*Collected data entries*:
((
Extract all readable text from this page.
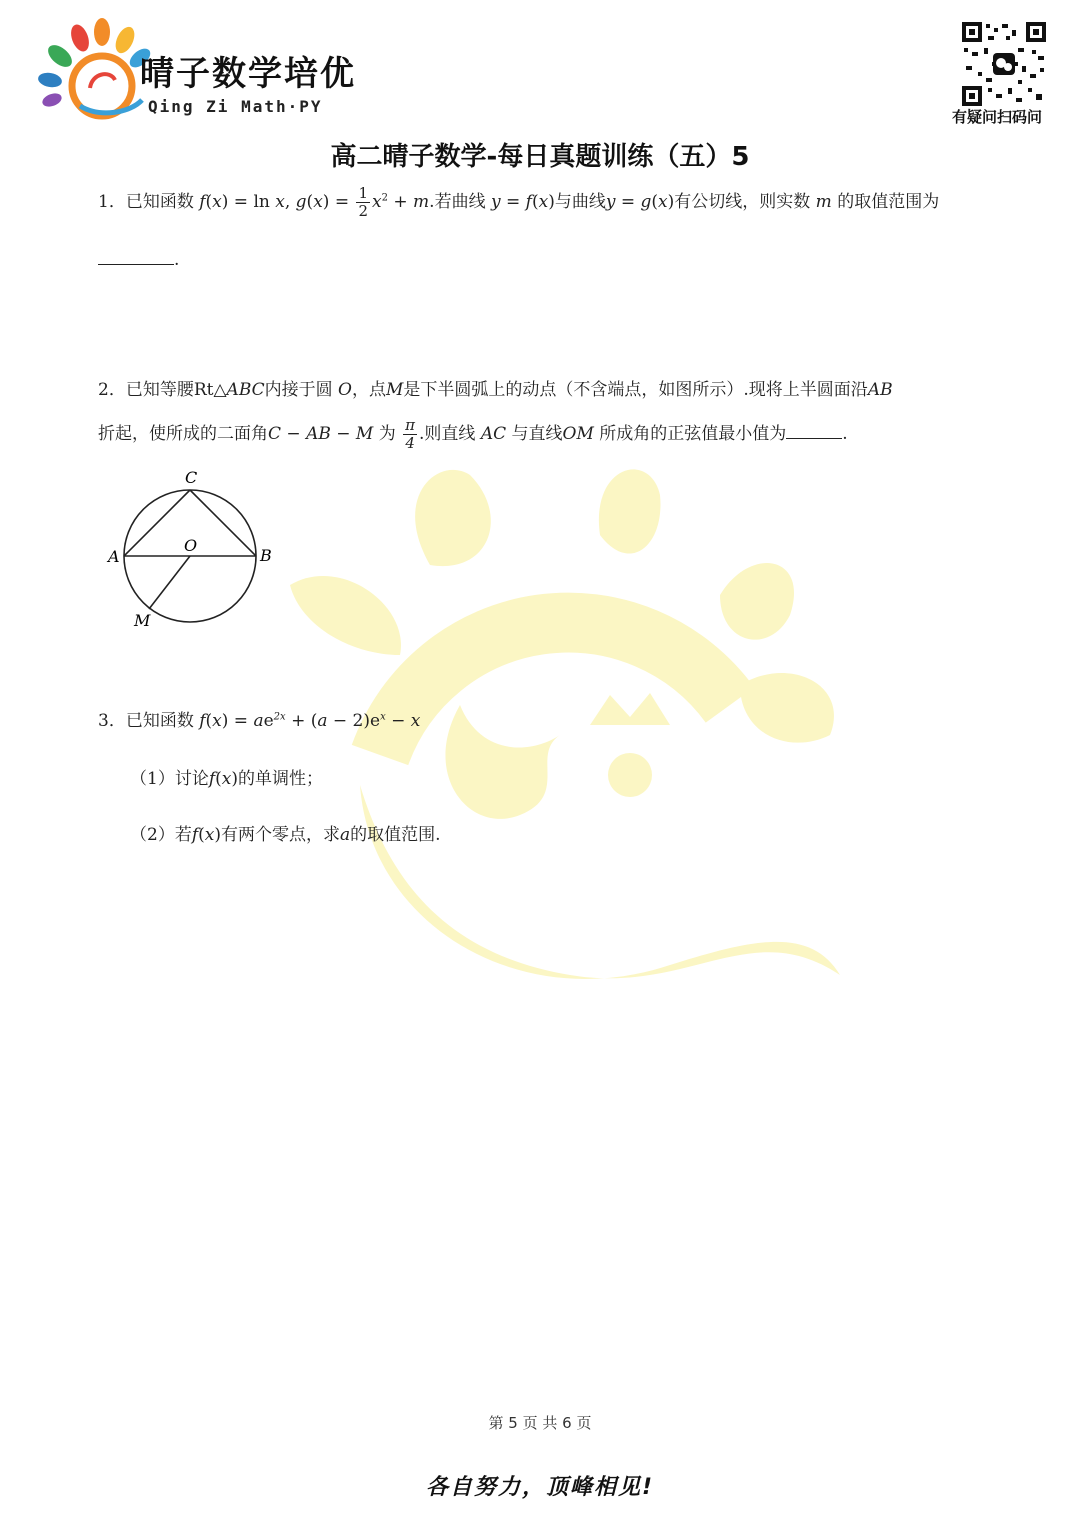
晴子数学培优
Qing Zi Math·PY
有疑问扫码问
高二晴子数学-每日真题训练（五）5
1．已知函数 f(x) = ln x, $g(x) = \frac{1}{2} x^2 + m$.若曲线 y = f(x)与曲线y = g(x)有公切线，则实数 m 的取值范围为
.
2．已知等腰Rt△ABC内接于圆 O，点M是下半圆弧上的动点（不含端点，如图所示）.现将上半圆面沿AB
折起，使所成的二面角C − AB − M 为 $\frac{\pi}{4}$ .则直线 AC 与直线OM 所成角的正弦值最小值为	.
C
A	B
O
M
3．已知函数 $f(x) = ae^{2x} + (a - 2)e^x - x$
（1）讨论f(x)的单调性；
（2）若f(x)有两个零点，求a的取值范围.
第 5 页 共 6 页
各自努力，顶峰相见!
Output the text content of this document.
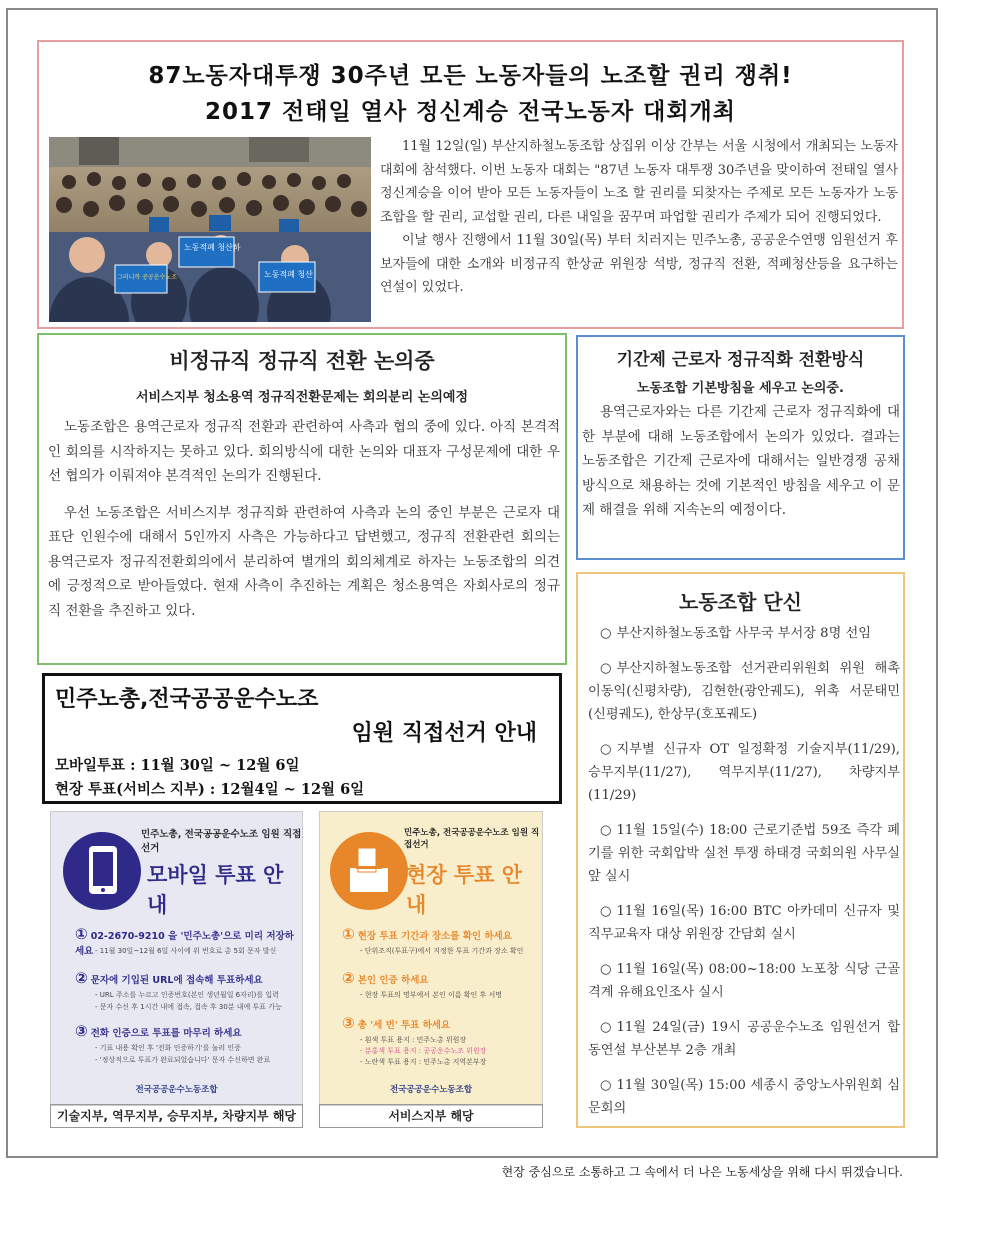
87노동자대투쟁 30주년 모든 노동자들의 노조할 권리 쟁취!
2017 전태일 열사 정신계승 전국노동자 대회개최
노동적폐 청산하
노동적폐 청산
그러니까 공공운수노조

11월 12일(일) 부산지하철노동조합 상집위 이상 간부는 서울 시청에서 개최되는 노동자대회에 참석했다. 이번 노동자 대회는 "87년 노동자 대투쟁 30주년을 맞이하여 전태일 열사 정신계승을 이어 받아 모든 노동자들이 노조 할 권리를 되찾자는 주제로 모든 노동자가 노동조합을 할 권리, 교섭할 권리, 다른 내일을 꿈꾸며 파업할 권리가 주제가 되어 진행되었다.

이날 행사 진행에서 11월 30일(목) 부터 치러지는 민주노총, 공공운수연맹 임원선거 후보자들에 대한 소개와 비정규직 한상균 위원장 석방, 정규직 전환, 적폐청산등을 요구하는 연설이 있었다.

비정규직 정규직 전환 논의중
서비스지부 청소용역 정규직전환문제는 회의분리 논의예정

노동조합은 용역근로자 정규직 전환과 관련하여 사측과 협의 중에 있다. 아직 본격적인 회의를 시작하지는 못하고 있다. 회의방식에 대한 논의와 대표자 구성문제에 대한 우선 협의가 이뤄져야 본격적인 논의가 진행된다.

우선 노동조합은 서비스지부 정규직화 관련하여 사측과 논의 중인 부분은 근로자 대표단 인원수에 대해서 5인까지 사측은 가능하다고 답변했고, 정규직 전환관련 회의는 용역근로자 정규직전환회의에서 분리하여 별개의 회의체계로 하자는 노동조합의 의견에 긍정적으로 받아들였다. 현재 사측이 추진하는 계획은 청소용역은 자회사로의 정규직 전환을 추진하고 있다.

기간제 근로자 정규직화 전환방식
노동조합 기본방침을 세우고 논의중.

용역근로자와는 다른 기간제 근로자 정규직화에 대한 부분에 대해 노동조합에서 논의가 있었다. 결과는 노동조합은 기간제 근로자에 대해서는 일반경쟁 공채방식으로 채용하는 것에 기본적인 방침을 세우고 이 문제 해결을 위해 지속논의 예정이다.

노동조합 단신
○ 부산지하철노동조합 사무국 부서장 8명 선임
○ 부산지하철노동조합 선거관리위원회 위원 해촉 이동익(신평차량), 김현한(광안궤도), 위촉 서문태민(신평궤도), 한상무(호포궤도)
○ 지부별 신규자 OT 일정확정 기술지부(11/29), 승무지부(11/27), 역무지부(11/27), 차량지부(11/29)
○ 11월 15일(수) 18:00 근로기준법 59조 즉각 폐기를 위한 국회압박 실천 투쟁 하태경 국회의원 사무실 앞 실시
○ 11월 16일(목) 16:00 BTC 아카데미 신규자 및 직무교육자 대상 위원장 간담회 실시
○ 11월 16일(목) 08:00~18:00 노포창 식당 근골격계 유해요인조사 실시
○ 11월 24일(금) 19시 공공운수노조 임원선거 합동연설 부산본부 2층 개최
○ 11월 30일(목) 15:00 세종시 중앙노사위원회 심문회의
민주노총,전국공공운수노조
임원 직접선거 안내
모바일투표 : 11월 30일 ~ 12월 6일
현장 투표(서비스 지부) : 12월4일 ~ 12월 6일
민주노총, 전국공공운수노조 임원 직접선거
모바일 투표 안내
① 02-2670-9210 을 '민주노총'으로 미리 저장하세요 - 11월 30일~12월 6일 사이에 위 번호로 총 5회 문자 발신
② 문자에 기입된 URL에 접속해 투표하세요
- URL 주소를 누르고 인증번호(본인 생년월일 6자리)를 입력
- 문자 수신 후 1시간 내에 접속, 접속 후 30분 내에 투표 가능
③ 전화 인증으로 투표를 마무리 하세요
- 기표 내용 확인 후 '전화 인증하기'를 눌러 인증
- '정상적으로 투표가 완료되었습니다' 문자 수신하면 완료
전국공공운수노동조합
기술지부, 역무지부, 승무지부, 차량지부 해당
민주노총, 전국공공운수노조 임원 직접선거
현장 투표 안내
① 현장 투표 기간과 장소를 확인 하세요
- 단위조직(투표구)에서 지정한 투표 기간과 장소 확인
② 본인 인증 하세요
- 현장 투표의 명부에서 본인 이름 확인 후 서명
③ 총 '세 번' 투표 하세요
- 흰색 투표 용지 : 민주노총 위원장
- 분홍색 투표 용지 : 공공운수노조 위원장
- 노란색 투표 용지 : 민주노총 지역본부장
전국공공운수노동조합
서비스지부 해당
현장 중심으로 소통하고 그 속에서 더 나은 노동세상을 위해 다시 뛰겠습니다.
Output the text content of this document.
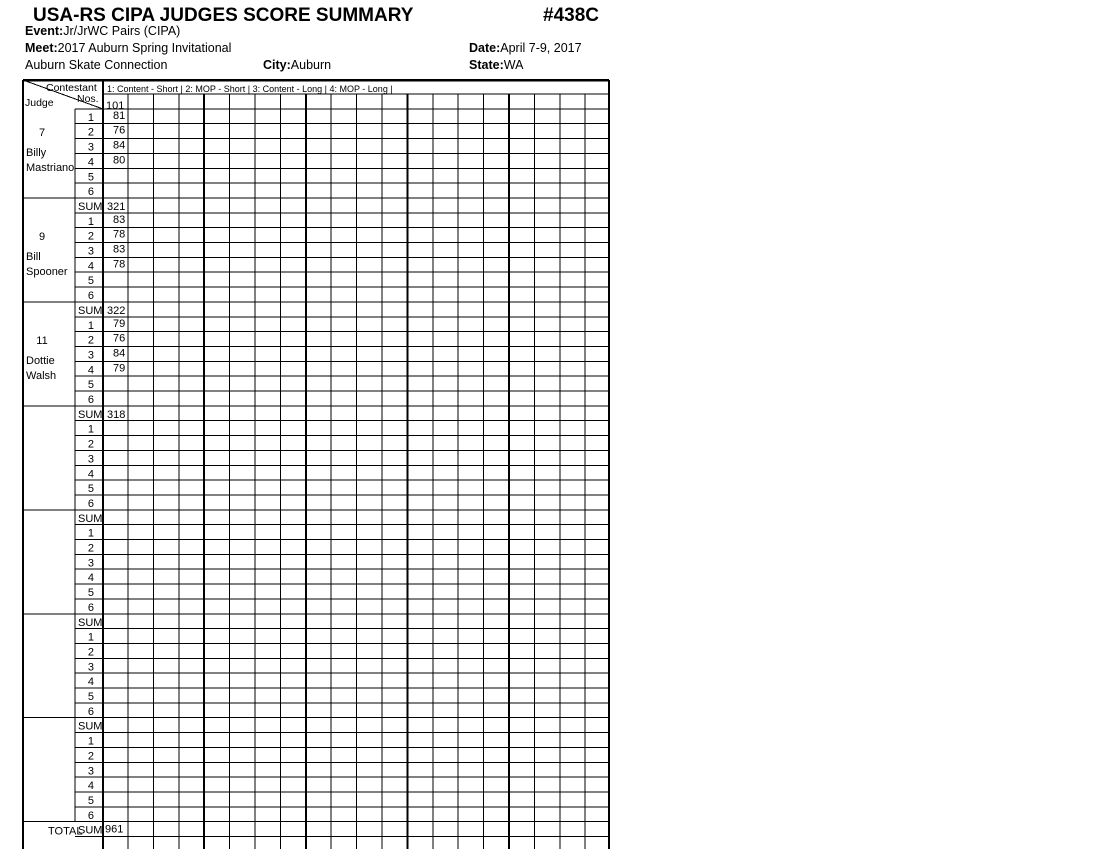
USA-RS CIPA JUDGES SCORE SUMMARY	#438C
Event:Jr/JrWC Pairs (CIPA)
Meet:2017 Auburn Spring Invitational
Auburn Skate Connection	City:Auburn
Date:April 7-9, 2017
State:WA
Contestant
Nos.
Judge
1: Content - Short | 2: MOP - Short | 3: Content - Long | 4: MOP - Long |
101
7
Billy
Mastriano
1 81
2 76
3 84
4 80
5
6
SUM 321
9
Bill
Spooner
1 83
2 78
3 83
4 78
5
6
SUM 322
11
Dottie
Walsh
1 79
2 76
3 84
4 79
5
6
SUM 318
1
2
3
4
5
6
SUM
1
2
3
4
5
6
SUM
1
2
3
4
5
6
SUM
1
2
3
4
5
6
SUM
TOTAL 961
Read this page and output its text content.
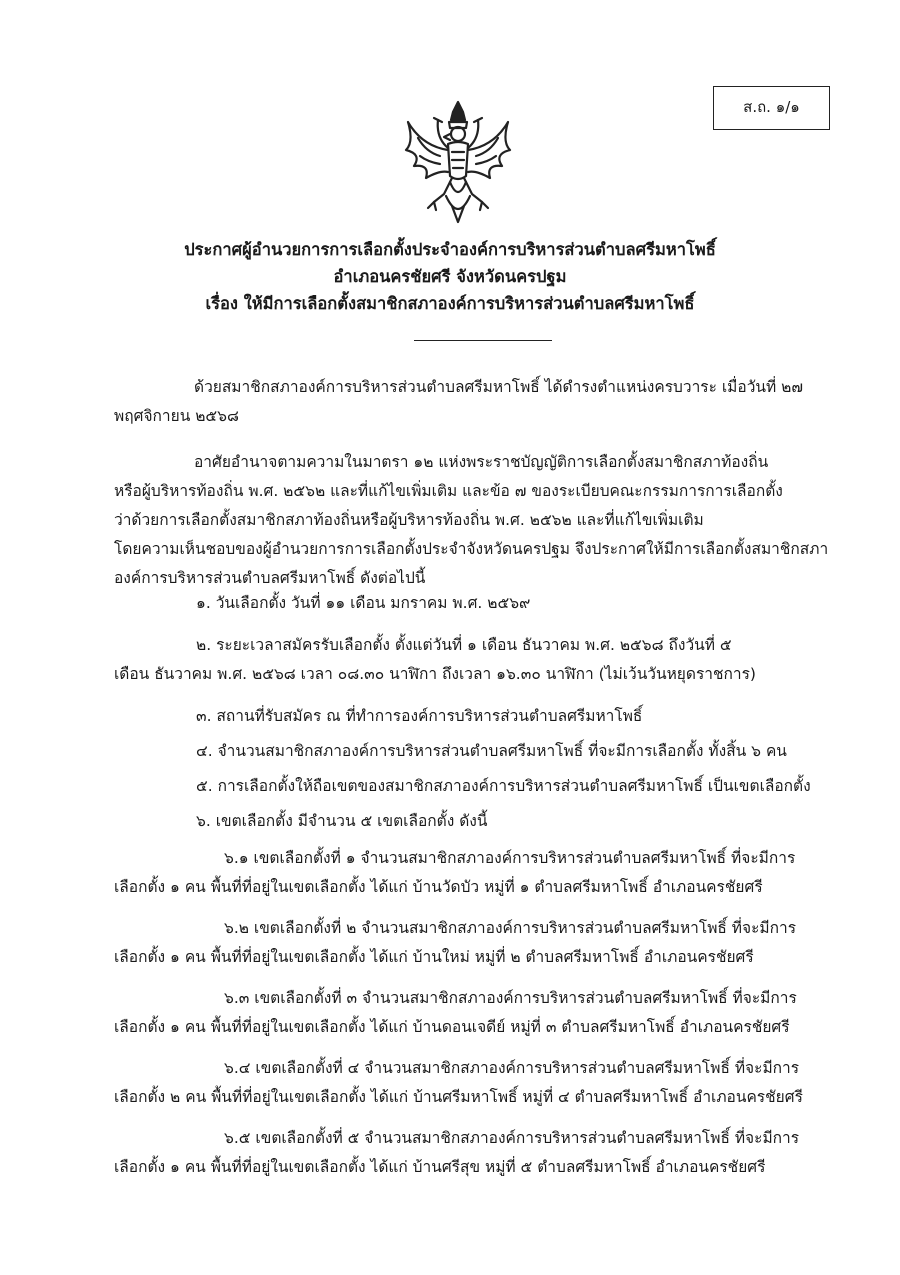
ส.ถ. ๑/๑
ประกาศผู้อำนวยการการเลือกตั้งประจำองค์การบริหารส่วนตำบลศรีมหาโพธิ์
อำเภอนครชัยศรี จังหวัดนครปฐม
เรื่อง ให้มีการเลือกตั้งสมาชิกสภาองค์การบริหารส่วนตำบลศรีมหาโพธิ์
ด้วยสมาชิกสภาองค์การบริหารส่วนตำบลศรีมหาโพธิ์ ได้ดำรงตำแหน่งครบวาระ เมื่อวันที่ ๒๗
พฤศจิกายน ๒๕๖๘
อาศัยอำนาจตามความในมาตรา ๑๒ แห่งพระราชบัญญัติการเลือกตั้งสมาชิกสภาท้องถิ่น
หรือผู้บริหารท้องถิ่น พ.ศ. ๒๕๖๒ และที่แก้ไขเพิ่มเติม และข้อ ๗ ของระเบียบคณะกรรมการการเลือกตั้ง
ว่าด้วยการเลือกตั้งสมาชิกสภาท้องถิ่นหรือผู้บริหารท้องถิ่น พ.ศ. ๒๕๖๒ และที่แก้ไขเพิ่มเติม
โดยความเห็นชอบของผู้อำนวยการการเลือกตั้งประจำจังหวัดนครปฐม จึงประกาศให้มีการเลือกตั้งสมาชิกสภา
องค์การบริหารส่วนตำบลศรีมหาโพธิ์ ดังต่อไปนี้
๑. วันเลือกตั้ง วันที่ ๑๑ เดือน มกราคม พ.ศ. ๒๕๖๙
๒. ระยะเวลาสมัครรับเลือกตั้ง ตั้งแต่วันที่ ๑ เดือน ธันวาคม พ.ศ. ๒๕๖๘ ถึงวันที่ ๕
เดือน ธันวาคม พ.ศ. ๒๕๖๘ เวลา ๐๘.๓๐ นาฬิกา ถึงเวลา ๑๖.๓๐ นาฬิกา (ไม่เว้นวันหยุดราชการ)
๓. สถานที่รับสมัคร ณ ที่ทำการองค์การบริหารส่วนตำบลศรีมหาโพธิ์
๔. จำนวนสมาชิกสภาองค์การบริหารส่วนตำบลศรีมหาโพธิ์ ที่จะมีการเลือกตั้ง ทั้งสิ้น ๖ คน
๕. การเลือกตั้งให้ถือเขตของสมาชิกสภาองค์การบริหารส่วนตำบลศรีมหาโพธิ์ เป็นเขตเลือกตั้ง
๖. เขตเลือกตั้ง มีจำนวน ๕ เขตเลือกตั้ง ดังนี้
๖.๑ เขตเลือกตั้งที่ ๑ จำนวนสมาชิกสภาองค์การบริหารส่วนตำบลศรีมหาโพธิ์ ที่จะมีการ
เลือกตั้ง ๑ คน พื้นที่ที่อยู่ในเขตเลือกตั้ง ได้แก่ บ้านวัดบัว หมู่ที่ ๑ ตำบลศรีมหาโพธิ์ อำเภอนครชัยศรี
๖.๒ เขตเลือกตั้งที่ ๒ จำนวนสมาชิกสภาองค์การบริหารส่วนตำบลศรีมหาโพธิ์ ที่จะมีการ
เลือกตั้ง ๑ คน พื้นที่ที่อยู่ในเขตเลือกตั้ง ได้แก่ บ้านใหม่ หมู่ที่ ๒ ตำบลศรีมหาโพธิ์ อำเภอนครชัยศรี
๖.๓ เขตเลือกตั้งที่ ๓ จำนวนสมาชิกสภาองค์การบริหารส่วนตำบลศรีมหาโพธิ์ ที่จะมีการ
เลือกตั้ง ๑ คน พื้นที่ที่อยู่ในเขตเลือกตั้ง ได้แก่ บ้านดอนเจดีย์ หมู่ที่ ๓ ตำบลศรีมหาโพธิ์ อำเภอนครชัยศรี
๖.๔ เขตเลือกตั้งที่ ๔ จำนวนสมาชิกสภาองค์การบริหารส่วนตำบลศรีมหาโพธิ์ ที่จะมีการ
เลือกตั้ง ๒ คน พื้นที่ที่อยู่ในเขตเลือกตั้ง ได้แก่ บ้านศรีมหาโพธิ์ หมู่ที่ ๔ ตำบลศรีมหาโพธิ์ อำเภอนครชัยศรี
๖.๕ เขตเลือกตั้งที่ ๕ จำนวนสมาชิกสภาองค์การบริหารส่วนตำบลศรีมหาโพธิ์ ที่จะมีการ
เลือกตั้ง ๑ คน พื้นที่ที่อยู่ในเขตเลือกตั้ง ได้แก่ บ้านศรีสุข หมู่ที่ ๕ ตำบลศรีมหาโพธิ์ อำเภอนครชัยศรี
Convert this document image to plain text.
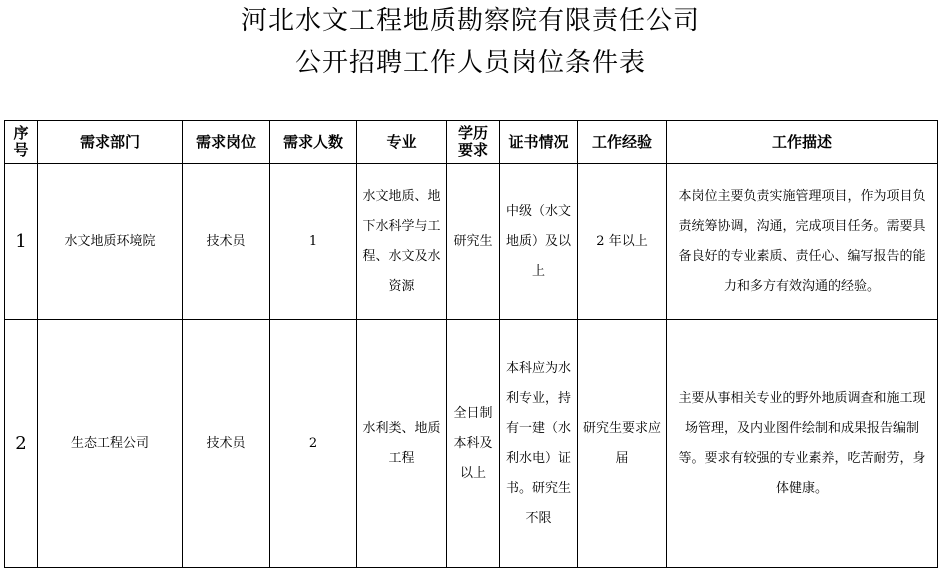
河北水文工程地质勘察院有限责任公司
公开招聘工作人员岗位条件表
序号	需求部门	需求岗位	需求人数	专业	学历要求	证书情况	工作经验	工作描述
1	水文地质环境院	技术员	1	水文地质、地下水科学与工程、水文及水资源	研究生	中级（水文地质）及以上	2 年以上	本岗位主要负责实施管理项目，作为项目负责统筹协调，沟通，完成项目任务。需要具备良好的专业素质、责任心、编写报告的能力和多方有效沟通的经验。
2	生态工程公司	技术员	2	水利类、地质工程	全日制本科及以上	本科应为水利专业，持有一建（水利水电）证书。研究生不限	研究生要求应届	主要从事相关专业的野外地质调查和施工现场管理，及内业图件绘制和成果报告编制等。要求有较强的专业素养，吃苦耐劳，身体健康。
))
*Aim*:
Reproduce the lines of the listing exactly, starting at the one that contains "Convert this document image to plain text." and continuing through the final line, but leave out the pictures.

*Worked answer*:
Convert this document image to plain text.
河北水文工程地质勘察院有限责任公司
公开招聘工作人员岗位条件表
序号	需求部门	需求岗位	需求人数	专业	学历要求	证书情况	工作经验	工作描述
1	水文地质环境院	技术员	1	水文地质、地下水科学与工程、水文及水资源	研究生	中级（水文地质）及以上	2 年以上	本岗位主要负责实施管理项目，作为项目负责统筹协调，沟通，完成项目任务。需要具备良好的专业素质、责任心、编写报告的能力和多方有效沟通的经验。
2	生态工程公司	技术员	2	水利类、地质工程	全日制本科及以上	本科应为水利专业，持有一建（水利水电）证书。研究生不限	研究生要求应届	主要从事相关专业的野外地质调查和施工现场管理，及内业图件绘制和成果报告编制等。要求有较强的专业素养，吃苦耐劳，身体健康。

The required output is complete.